DESCRIPTION OF THE TASK: Lay out the lines as a Markdown table with the columns "Row" and "Line text", beginning with the first line and continuing through the line containing "table-row [36, 495, 759, 534]". Omit blank lines.

(Dataset rows)
--- --- ---
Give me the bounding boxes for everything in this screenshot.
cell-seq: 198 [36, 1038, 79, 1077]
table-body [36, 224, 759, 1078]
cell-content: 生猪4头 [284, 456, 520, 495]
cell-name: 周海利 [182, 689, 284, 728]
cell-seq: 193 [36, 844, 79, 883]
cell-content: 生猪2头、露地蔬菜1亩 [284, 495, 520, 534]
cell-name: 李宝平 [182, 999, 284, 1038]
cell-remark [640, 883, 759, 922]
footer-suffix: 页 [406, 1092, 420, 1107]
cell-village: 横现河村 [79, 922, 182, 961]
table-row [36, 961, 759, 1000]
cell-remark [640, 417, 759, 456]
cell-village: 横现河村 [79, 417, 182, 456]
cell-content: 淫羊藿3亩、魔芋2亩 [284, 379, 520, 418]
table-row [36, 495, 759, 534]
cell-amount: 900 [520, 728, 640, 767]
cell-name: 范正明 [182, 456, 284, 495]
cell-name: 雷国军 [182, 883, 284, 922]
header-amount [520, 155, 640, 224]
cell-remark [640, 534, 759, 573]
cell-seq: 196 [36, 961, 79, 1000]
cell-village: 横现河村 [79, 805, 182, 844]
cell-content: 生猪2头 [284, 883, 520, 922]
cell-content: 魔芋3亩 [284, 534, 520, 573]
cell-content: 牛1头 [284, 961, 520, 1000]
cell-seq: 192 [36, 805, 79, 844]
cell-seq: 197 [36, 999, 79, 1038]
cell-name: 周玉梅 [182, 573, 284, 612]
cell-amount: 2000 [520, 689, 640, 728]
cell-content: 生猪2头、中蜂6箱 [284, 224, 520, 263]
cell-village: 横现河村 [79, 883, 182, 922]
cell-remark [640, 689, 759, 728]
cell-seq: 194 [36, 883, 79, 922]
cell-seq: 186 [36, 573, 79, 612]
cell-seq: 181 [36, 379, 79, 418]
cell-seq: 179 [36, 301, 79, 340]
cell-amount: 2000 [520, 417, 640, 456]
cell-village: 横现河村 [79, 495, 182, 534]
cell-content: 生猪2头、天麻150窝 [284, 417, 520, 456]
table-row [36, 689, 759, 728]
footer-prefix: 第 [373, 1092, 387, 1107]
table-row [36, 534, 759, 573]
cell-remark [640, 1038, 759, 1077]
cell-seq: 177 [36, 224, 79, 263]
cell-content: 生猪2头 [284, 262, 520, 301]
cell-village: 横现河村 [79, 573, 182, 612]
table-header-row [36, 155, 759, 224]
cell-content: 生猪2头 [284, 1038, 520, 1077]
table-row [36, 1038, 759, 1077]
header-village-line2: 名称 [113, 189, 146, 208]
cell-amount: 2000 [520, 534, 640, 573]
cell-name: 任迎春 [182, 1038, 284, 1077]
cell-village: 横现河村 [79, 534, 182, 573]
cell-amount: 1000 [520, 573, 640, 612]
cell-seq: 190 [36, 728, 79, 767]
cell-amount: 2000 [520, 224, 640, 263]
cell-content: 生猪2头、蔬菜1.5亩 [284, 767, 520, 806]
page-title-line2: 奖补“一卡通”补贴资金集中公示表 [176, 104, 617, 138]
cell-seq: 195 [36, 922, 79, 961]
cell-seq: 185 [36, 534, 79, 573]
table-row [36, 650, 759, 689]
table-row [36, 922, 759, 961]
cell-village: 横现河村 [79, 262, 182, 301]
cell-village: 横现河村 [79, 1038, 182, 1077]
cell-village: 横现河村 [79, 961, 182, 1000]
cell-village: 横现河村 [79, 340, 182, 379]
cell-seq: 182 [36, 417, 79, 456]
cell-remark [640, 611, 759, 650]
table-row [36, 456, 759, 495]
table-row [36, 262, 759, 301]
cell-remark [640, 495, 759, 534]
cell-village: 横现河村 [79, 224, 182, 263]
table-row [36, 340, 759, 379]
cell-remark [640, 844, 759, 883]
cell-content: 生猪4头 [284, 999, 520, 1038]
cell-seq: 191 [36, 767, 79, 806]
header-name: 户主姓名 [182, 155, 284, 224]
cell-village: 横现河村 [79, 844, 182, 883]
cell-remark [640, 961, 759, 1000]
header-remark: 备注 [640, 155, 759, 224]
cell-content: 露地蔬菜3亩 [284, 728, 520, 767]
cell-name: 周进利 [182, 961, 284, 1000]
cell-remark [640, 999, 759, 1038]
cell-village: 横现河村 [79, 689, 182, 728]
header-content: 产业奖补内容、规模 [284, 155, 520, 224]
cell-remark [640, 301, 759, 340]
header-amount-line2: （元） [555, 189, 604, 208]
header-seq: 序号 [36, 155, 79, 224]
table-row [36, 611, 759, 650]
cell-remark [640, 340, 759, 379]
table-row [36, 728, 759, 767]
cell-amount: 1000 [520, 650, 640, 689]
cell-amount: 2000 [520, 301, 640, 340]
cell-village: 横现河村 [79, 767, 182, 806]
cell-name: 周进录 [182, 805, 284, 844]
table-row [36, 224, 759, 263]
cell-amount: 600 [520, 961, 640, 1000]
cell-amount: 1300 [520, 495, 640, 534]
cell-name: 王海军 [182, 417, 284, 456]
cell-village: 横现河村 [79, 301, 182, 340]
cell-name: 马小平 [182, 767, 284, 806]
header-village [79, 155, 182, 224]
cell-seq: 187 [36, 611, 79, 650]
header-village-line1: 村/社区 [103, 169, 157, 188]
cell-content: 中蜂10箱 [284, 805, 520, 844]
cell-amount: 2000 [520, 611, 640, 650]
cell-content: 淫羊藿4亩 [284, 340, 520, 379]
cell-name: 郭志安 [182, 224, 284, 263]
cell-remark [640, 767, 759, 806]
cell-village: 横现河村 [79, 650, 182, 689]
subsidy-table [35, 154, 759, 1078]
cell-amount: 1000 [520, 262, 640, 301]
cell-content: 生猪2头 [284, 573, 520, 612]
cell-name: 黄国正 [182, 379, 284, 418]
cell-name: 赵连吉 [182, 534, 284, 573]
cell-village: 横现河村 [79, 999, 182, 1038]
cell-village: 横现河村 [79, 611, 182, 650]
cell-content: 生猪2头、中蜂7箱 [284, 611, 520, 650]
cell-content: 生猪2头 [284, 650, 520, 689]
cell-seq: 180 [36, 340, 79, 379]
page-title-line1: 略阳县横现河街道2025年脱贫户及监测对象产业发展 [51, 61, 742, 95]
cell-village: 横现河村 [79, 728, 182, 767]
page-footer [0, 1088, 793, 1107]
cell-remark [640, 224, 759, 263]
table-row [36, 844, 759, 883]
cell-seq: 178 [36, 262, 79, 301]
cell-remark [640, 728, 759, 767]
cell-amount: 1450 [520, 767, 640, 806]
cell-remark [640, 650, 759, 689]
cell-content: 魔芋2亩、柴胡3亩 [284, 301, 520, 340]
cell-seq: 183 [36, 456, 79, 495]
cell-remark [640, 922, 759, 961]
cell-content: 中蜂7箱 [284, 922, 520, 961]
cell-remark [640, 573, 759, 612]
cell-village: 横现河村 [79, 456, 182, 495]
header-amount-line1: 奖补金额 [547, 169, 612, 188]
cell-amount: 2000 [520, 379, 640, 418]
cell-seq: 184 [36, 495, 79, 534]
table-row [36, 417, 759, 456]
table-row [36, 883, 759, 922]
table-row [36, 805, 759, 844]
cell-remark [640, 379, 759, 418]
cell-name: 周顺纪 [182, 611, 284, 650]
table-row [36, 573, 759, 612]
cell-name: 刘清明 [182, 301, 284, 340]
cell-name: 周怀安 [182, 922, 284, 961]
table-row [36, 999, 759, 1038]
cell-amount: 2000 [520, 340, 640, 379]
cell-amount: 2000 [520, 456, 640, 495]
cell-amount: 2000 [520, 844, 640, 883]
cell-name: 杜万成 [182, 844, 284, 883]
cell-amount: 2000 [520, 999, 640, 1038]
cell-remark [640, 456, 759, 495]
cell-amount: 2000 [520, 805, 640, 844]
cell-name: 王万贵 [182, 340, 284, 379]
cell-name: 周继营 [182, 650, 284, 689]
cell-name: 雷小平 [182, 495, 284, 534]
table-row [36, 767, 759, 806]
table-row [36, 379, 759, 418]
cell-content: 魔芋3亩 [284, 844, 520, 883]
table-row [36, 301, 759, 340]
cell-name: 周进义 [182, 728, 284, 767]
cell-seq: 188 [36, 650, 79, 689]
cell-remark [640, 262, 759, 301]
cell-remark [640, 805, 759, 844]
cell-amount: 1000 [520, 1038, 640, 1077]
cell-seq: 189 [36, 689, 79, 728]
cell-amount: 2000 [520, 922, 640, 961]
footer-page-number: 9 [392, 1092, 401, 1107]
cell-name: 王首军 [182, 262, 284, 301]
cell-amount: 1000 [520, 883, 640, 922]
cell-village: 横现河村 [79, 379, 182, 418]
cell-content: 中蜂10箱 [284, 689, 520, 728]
--- --- ---
ANSWER:
| Row | Line text |
|---|---|
| 1 | Give me the bounding boxes for everything in this screenshot. |
| 2 | cell-seq: 198 [36, 1038, 79, 1077] |
| 3 | table-body [36, 224, 759, 1078] |
| 4 | cell-content: 生猪4头 [284, 456, 520, 495] |
| 5 | cell-name: 周海利 [182, 689, 284, 728] |
| 6 | cell-seq: 193 [36, 844, 79, 883] |
| 7 | cell-content: 生猪2头、露地蔬菜1亩 [284, 495, 520, 534] |
| 8 | cell-name: 李宝平 [182, 999, 284, 1038] |
| 9 | cell-remark [640, 883, 759, 922] |
| 10 | footer-suffix: 页 [406, 1092, 420, 1107] |
| 11 | cell-village: 横现河村 [79, 922, 182, 961] |
| 12 | table-row [36, 961, 759, 1000] |
| 13 | cell-remark [640, 417, 759, 456] |
| 14 | cell-village: 横现河村 [79, 417, 182, 456] |
| 15 | cell-content: 淫羊藿3亩、魔芋2亩 [284, 379, 520, 418] |
| 16 | table-row [36, 495, 759, 534] |